(Source records)
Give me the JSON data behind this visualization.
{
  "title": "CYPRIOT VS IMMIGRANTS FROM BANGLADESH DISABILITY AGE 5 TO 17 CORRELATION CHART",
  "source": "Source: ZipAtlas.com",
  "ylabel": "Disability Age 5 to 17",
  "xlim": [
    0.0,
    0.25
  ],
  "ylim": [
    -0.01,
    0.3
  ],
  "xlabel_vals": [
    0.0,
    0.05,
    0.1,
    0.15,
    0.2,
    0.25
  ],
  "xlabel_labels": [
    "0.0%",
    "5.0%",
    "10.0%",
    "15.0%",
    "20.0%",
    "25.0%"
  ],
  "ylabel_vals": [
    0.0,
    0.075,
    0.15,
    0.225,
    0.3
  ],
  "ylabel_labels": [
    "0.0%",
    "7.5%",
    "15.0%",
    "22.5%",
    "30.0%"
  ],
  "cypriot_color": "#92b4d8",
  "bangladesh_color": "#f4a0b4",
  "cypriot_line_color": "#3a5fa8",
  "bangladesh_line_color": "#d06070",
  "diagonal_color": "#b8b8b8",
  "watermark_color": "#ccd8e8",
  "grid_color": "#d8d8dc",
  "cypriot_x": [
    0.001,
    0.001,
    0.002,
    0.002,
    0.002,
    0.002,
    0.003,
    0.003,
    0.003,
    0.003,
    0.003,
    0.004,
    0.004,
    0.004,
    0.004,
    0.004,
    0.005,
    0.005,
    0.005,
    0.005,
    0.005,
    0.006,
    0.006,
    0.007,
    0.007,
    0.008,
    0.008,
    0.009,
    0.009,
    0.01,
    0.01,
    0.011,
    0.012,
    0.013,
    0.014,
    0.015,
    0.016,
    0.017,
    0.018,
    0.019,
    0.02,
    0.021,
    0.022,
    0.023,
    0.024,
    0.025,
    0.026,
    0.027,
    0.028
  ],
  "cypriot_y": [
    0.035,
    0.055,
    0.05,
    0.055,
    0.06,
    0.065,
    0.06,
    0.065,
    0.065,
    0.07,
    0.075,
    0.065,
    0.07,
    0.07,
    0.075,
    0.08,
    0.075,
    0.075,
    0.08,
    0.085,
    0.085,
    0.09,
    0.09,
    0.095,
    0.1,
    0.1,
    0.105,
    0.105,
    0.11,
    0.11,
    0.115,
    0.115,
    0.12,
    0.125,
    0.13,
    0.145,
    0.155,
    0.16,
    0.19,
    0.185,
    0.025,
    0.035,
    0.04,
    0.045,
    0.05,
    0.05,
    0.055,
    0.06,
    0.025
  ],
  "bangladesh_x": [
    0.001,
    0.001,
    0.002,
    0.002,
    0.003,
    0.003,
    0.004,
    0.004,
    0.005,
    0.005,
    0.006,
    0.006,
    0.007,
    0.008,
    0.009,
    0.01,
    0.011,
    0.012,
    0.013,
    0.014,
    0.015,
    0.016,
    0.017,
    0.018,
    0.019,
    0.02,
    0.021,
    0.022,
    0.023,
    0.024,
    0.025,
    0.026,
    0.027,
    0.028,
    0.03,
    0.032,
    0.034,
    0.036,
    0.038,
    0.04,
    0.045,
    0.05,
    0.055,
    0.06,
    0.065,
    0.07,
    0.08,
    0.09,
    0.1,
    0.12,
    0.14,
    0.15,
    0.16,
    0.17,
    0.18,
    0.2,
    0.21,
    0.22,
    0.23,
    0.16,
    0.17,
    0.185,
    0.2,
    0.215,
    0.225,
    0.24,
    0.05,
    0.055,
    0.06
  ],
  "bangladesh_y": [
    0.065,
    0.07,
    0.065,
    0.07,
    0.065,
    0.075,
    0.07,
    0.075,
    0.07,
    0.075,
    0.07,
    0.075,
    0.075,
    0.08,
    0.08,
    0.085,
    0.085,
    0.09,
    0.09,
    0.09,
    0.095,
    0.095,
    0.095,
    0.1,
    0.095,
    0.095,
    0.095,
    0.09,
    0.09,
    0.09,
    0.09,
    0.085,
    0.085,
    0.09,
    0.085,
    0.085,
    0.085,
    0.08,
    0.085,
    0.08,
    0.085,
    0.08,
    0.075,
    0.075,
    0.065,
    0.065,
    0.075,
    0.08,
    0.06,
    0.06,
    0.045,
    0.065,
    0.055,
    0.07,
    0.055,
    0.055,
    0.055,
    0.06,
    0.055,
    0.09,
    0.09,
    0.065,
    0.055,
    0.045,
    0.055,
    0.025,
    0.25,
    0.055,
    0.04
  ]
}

Exercise aim ▸ Nothing should be changed: write out all of the data as is.

Right answer ▸
Give me the JSON data behind this visualization.
{
  "title": "CYPRIOT VS IMMIGRANTS FROM BANGLADESH DISABILITY AGE 5 TO 17 CORRELATION CHART",
  "source": "Source: ZipAtlas.com",
  "ylabel": "Disability Age 5 to 17",
  "xlim": [
    0.0,
    0.25
  ],
  "ylim": [
    -0.01,
    0.3
  ],
  "xlabel_vals": [
    0.0,
    0.05,
    0.1,
    0.15,
    0.2,
    0.25
  ],
  "xlabel_labels": [
    "0.0%",
    "5.0%",
    "10.0%",
    "15.0%",
    "20.0%",
    "25.0%"
  ],
  "ylabel_vals": [
    0.0,
    0.075,
    0.15,
    0.225,
    0.3
  ],
  "ylabel_labels": [
    "0.0%",
    "7.5%",
    "15.0%",
    "22.5%",
    "30.0%"
  ],
  "cypriot_color": "#92b4d8",
  "bangladesh_color": "#f4a0b4",
  "cypriot_line_color": "#3a5fa8",
  "bangladesh_line_color": "#d06070",
  "diagonal_color": "#b8b8b8",
  "watermark_color": "#ccd8e8",
  "grid_color": "#d8d8dc",
  "cypriot_x": [
    0.001,
    0.001,
    0.002,
    0.002,
    0.002,
    0.002,
    0.003,
    0.003,
    0.003,
    0.003,
    0.003,
    0.004,
    0.004,
    0.004,
    0.004,
    0.004,
    0.005,
    0.005,
    0.005,
    0.005,
    0.005,
    0.006,
    0.006,
    0.007,
    0.007,
    0.008,
    0.008,
    0.009,
    0.009,
    0.01,
    0.01,
    0.011,
    0.012,
    0.013,
    0.014,
    0.015,
    0.016,
    0.017,
    0.018,
    0.019,
    0.02,
    0.021,
    0.022,
    0.023,
    0.024,
    0.025,
    0.026,
    0.027,
    0.028
  ],
  "cypriot_y": [
    0.035,
    0.055,
    0.05,
    0.055,
    0.06,
    0.065,
    0.06,
    0.065,
    0.065,
    0.07,
    0.075,
    0.065,
    0.07,
    0.07,
    0.075,
    0.08,
    0.075,
    0.075,
    0.08,
    0.085,
    0.085,
    0.09,
    0.09,
    0.095,
    0.1,
    0.1,
    0.105,
    0.105,
    0.11,
    0.11,
    0.115,
    0.115,
    0.12,
    0.125,
    0.13,
    0.145,
    0.155,
    0.16,
    0.19,
    0.185,
    0.025,
    0.035,
    0.04,
    0.045,
    0.05,
    0.05,
    0.055,
    0.06,
    0.025
  ],
  "bangladesh_x": [
    0.001,
    0.001,
    0.002,
    0.002,
    0.003,
    0.003,
    0.004,
    0.004,
    0.005,
    0.005,
    0.006,
    0.006,
    0.007,
    0.008,
    0.009,
    0.01,
    0.011,
    0.012,
    0.013,
    0.014,
    0.015,
    0.016,
    0.017,
    0.018,
    0.019,
    0.02,
    0.021,
    0.022,
    0.023,
    0.024,
    0.025,
    0.026,
    0.027,
    0.028,
    0.03,
    0.032,
    0.034,
    0.036,
    0.038,
    0.04,
    0.045,
    0.05,
    0.055,
    0.06,
    0.065,
    0.07,
    0.08,
    0.09,
    0.1,
    0.12,
    0.14,
    0.15,
    0.16,
    0.17,
    0.18,
    0.2,
    0.21,
    0.22,
    0.23,
    0.16,
    0.17,
    0.185,
    0.2,
    0.215,
    0.225,
    0.24,
    0.05,
    0.055,
    0.06
  ],
  "bangladesh_y": [
    0.065,
    0.07,
    0.065,
    0.07,
    0.065,
    0.075,
    0.07,
    0.075,
    0.07,
    0.075,
    0.07,
    0.075,
    0.075,
    0.08,
    0.08,
    0.085,
    0.085,
    0.09,
    0.09,
    0.09,
    0.095,
    0.095,
    0.095,
    0.1,
    0.095,
    0.095,
    0.095,
    0.09,
    0.09,
    0.09,
    0.09,
    0.085,
    0.085,
    0.09,
    0.085,
    0.085,
    0.085,
    0.08,
    0.085,
    0.08,
    0.085,
    0.08,
    0.075,
    0.075,
    0.065,
    0.065,
    0.075,
    0.08,
    0.06,
    0.06,
    0.045,
    0.065,
    0.055,
    0.07,
    0.055,
    0.055,
    0.055,
    0.06,
    0.055,
    0.09,
    0.09,
    0.065,
    0.055,
    0.045,
    0.055,
    0.025,
    0.25,
    0.055,
    0.04
  ]
}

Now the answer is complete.